Set the following entries down again exactly, line by line.

Extracted records:
..........

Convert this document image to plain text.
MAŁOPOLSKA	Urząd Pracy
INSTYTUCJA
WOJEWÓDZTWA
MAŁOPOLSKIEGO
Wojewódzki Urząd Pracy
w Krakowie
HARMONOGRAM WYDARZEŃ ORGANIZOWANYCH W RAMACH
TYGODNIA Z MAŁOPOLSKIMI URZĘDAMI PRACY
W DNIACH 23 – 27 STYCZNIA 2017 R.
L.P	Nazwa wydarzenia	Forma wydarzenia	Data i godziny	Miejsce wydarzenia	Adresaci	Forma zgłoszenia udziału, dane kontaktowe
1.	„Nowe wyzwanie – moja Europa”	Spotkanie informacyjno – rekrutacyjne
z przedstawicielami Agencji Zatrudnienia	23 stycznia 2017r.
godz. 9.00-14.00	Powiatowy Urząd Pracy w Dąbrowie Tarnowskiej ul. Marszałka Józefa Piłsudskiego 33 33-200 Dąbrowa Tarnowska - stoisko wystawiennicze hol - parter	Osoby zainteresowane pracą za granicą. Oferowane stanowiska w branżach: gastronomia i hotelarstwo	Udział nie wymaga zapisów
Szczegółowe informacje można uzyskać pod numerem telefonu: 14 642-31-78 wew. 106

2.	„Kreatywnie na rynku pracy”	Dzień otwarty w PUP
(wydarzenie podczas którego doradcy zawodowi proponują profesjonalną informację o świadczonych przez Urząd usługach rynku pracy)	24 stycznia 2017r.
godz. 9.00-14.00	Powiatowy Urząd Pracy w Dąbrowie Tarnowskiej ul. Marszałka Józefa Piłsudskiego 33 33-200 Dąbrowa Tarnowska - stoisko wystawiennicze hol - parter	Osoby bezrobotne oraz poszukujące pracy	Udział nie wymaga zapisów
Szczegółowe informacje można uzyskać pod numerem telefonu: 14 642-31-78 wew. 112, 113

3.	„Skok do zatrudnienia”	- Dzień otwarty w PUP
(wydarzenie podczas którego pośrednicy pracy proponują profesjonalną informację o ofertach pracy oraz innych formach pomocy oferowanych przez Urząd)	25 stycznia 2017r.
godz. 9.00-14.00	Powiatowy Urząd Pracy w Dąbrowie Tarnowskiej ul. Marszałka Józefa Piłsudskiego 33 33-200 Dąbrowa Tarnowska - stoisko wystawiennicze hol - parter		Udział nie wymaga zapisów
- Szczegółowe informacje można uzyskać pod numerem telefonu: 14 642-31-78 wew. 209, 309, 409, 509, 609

..........

Output of the task:
Convert this document image to plain text.
MAŁOPOLSKA	Urząd Pracy
INSTYTUCJA
WOJEWÓDZTWA
MAŁOPOLSKIEGO
Wojewódzki Urząd Pracy
w Krakowie
HARMONOGRAM WYDARZEŃ ORGANIZOWANYCH W RAMACH
TYGODNIA Z MAŁOPOLSKIMI URZĘDAMI PRACY
W DNIACH 23 – 27 STYCZNIA 2017 R.
L.P	Nazwa wydarzenia	Forma wydarzenia	Data i godziny	Miejsce wydarzenia	Adresaci	Forma zgłoszenia udziału, dane kontaktowe
1.	„Nowe wyzwanie – moja Europa”	Spotkanie informacyjno – rekrutacyjne
z przedstawicielami Agencji Zatrudnienia	23 stycznia 2017r.
godz. 9.00-14.00	Powiatowy Urząd Pracy w Dąbrowie Tarnowskiej ul. Marszałka Józefa Piłsudskiego 33 33-200 Dąbrowa Tarnowska - stoisko wystawiennicze hol - parter	Osoby zainteresowane pracą za granicą. Oferowane stanowiska w branżach: gastronomia i hotelarstwo	Udział nie wymaga zapisów
Szczegółowe informacje można uzyskać pod numerem telefonu: 14 642-31-78 wew. 106

2.	„Kreatywnie na rynku pracy”	Dzień otwarty w PUP
(wydarzenie podczas którego doradcy zawodowi proponują profesjonalną informację o świadczonych przez Urząd usługach rynku pracy)	24 stycznia 2017r.
godz. 9.00-14.00	Powiatowy Urząd Pracy w Dąbrowie Tarnowskiej ul. Marszałka Józefa Piłsudskiego 33 33-200 Dąbrowa Tarnowska - stoisko wystawiennicze hol - parter	Osoby bezrobotne oraz poszukujące pracy	Udział nie wymaga zapisów
Szczegółowe informacje można uzyskać pod numerem telefonu: 14 642-31-78 wew. 112, 113

3.	„Skok do zatrudnienia”	- Dzień otwarty w PUP
(wydarzenie podczas którego pośrednicy pracy proponują profesjonalną informację o ofertach pracy oraz innych formach pomocy oferowanych przez Urząd)	25 stycznia 2017r.
godz. 9.00-14.00	Powiatowy Urząd Pracy w Dąbrowie Tarnowskiej ul. Marszałka Józefa Piłsudskiego 33 33-200 Dąbrowa Tarnowska - stoisko wystawiennicze hol - parter		Udział nie wymaga zapisów
- Szczegółowe informacje można uzyskać pod numerem telefonu: 14 642-31-78 wew. 209, 309, 409, 509, 609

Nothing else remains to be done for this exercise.